Exercise prompt => The answer is one number: how many lines hold the string "hybrids".

Given records =>

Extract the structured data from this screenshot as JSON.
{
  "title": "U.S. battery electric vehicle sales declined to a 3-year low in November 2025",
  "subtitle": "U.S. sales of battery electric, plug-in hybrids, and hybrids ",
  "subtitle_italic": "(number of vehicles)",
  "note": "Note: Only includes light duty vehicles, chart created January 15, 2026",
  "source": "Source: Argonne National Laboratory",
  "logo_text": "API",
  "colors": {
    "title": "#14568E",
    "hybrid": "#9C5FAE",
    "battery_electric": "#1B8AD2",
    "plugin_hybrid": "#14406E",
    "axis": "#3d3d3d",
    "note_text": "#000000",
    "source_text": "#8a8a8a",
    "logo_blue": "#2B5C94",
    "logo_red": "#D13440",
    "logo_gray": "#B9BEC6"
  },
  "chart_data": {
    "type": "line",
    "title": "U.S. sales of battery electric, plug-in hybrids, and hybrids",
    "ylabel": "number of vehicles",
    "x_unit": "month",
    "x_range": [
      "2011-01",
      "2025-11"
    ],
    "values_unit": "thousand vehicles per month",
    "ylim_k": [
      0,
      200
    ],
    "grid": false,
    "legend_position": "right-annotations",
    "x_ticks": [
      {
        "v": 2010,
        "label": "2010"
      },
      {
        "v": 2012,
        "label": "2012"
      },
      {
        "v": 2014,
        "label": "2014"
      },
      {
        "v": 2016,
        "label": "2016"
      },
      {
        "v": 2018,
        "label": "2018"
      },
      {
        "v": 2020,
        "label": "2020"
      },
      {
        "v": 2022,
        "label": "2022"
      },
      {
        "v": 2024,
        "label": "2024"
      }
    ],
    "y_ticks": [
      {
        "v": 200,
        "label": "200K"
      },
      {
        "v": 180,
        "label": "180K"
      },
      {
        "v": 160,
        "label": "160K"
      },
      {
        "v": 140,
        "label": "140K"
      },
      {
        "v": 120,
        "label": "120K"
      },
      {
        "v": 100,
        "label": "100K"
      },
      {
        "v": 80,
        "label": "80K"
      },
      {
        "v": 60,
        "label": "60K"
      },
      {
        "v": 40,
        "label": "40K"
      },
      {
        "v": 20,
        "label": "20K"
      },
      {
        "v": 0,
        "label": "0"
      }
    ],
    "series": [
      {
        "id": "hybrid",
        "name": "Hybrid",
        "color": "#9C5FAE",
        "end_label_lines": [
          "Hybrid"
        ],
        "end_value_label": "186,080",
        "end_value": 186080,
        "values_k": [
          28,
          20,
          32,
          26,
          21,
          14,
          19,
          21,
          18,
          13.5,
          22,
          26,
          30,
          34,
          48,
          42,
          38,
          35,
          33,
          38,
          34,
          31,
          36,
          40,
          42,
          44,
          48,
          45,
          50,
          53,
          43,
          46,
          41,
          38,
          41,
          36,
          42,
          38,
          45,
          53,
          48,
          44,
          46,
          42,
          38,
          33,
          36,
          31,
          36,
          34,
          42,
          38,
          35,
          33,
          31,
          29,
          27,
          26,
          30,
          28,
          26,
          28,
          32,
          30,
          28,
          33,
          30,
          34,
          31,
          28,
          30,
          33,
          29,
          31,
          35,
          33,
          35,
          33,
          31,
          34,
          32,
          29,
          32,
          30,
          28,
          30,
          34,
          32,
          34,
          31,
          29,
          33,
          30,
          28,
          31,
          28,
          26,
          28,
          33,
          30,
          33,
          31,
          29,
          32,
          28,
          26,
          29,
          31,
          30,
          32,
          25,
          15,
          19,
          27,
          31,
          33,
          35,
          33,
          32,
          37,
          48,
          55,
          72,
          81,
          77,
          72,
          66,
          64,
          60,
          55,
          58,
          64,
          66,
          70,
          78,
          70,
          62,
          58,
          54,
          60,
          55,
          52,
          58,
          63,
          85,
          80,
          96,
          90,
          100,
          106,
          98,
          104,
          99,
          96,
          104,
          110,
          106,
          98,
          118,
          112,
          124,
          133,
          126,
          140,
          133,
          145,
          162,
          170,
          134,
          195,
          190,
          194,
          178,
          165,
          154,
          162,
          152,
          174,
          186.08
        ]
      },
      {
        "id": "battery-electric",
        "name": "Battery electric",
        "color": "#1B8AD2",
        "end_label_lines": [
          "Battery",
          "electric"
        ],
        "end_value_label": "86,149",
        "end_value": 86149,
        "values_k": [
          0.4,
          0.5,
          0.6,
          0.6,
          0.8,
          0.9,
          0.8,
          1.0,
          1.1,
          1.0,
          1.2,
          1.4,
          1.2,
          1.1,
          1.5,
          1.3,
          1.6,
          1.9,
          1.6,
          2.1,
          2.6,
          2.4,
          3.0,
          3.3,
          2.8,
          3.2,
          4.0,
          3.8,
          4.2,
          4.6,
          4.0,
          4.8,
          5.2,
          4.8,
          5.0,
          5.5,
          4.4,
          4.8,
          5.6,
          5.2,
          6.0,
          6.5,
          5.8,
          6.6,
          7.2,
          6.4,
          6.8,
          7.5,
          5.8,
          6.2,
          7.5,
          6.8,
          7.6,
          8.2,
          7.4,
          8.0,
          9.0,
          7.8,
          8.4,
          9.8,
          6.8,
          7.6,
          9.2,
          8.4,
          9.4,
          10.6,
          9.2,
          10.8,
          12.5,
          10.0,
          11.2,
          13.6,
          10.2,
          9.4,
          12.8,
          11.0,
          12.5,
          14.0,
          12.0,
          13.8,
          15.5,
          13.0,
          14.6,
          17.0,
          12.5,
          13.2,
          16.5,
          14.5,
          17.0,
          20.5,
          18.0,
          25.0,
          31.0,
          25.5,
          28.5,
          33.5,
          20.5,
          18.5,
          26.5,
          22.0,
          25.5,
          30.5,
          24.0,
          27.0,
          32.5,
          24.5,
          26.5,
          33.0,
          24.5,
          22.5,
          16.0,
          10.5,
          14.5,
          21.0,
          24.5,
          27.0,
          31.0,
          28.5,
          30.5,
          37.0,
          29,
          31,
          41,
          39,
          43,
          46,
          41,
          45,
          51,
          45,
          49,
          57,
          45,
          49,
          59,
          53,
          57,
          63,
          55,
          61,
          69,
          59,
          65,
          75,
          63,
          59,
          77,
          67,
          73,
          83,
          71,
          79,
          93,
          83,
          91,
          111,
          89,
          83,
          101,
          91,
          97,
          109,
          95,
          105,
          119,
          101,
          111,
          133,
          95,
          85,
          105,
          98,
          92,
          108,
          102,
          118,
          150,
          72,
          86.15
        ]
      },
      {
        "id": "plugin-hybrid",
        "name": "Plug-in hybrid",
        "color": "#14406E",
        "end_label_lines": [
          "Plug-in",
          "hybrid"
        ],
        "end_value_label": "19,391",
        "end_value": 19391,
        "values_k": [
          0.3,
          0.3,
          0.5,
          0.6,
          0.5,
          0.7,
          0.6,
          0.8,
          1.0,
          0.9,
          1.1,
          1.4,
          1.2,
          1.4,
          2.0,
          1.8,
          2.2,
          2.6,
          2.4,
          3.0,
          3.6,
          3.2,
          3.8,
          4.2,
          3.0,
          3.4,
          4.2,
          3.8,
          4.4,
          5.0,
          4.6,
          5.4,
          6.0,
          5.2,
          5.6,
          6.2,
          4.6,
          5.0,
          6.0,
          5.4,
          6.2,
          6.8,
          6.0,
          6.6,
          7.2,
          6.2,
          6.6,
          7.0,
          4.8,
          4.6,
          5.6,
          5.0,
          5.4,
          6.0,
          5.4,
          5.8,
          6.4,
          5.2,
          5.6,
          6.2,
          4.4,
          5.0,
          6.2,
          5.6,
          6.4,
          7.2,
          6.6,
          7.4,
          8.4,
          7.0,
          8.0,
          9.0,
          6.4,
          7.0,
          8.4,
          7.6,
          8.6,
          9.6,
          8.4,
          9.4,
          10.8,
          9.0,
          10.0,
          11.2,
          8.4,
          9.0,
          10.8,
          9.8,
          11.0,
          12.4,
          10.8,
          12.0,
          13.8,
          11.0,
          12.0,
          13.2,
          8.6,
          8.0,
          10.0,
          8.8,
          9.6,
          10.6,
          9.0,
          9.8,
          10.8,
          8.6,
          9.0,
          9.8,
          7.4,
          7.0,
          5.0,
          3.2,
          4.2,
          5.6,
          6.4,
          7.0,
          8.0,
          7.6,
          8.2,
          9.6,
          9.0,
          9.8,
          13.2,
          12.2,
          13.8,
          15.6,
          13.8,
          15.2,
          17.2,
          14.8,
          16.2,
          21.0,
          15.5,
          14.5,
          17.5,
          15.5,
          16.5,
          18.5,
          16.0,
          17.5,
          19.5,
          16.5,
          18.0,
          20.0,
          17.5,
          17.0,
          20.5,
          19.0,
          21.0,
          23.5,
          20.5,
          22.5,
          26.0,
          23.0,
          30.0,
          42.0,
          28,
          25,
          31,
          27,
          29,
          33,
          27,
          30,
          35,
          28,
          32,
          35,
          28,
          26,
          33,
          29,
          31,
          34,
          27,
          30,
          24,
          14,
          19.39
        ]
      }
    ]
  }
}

Task solution => 2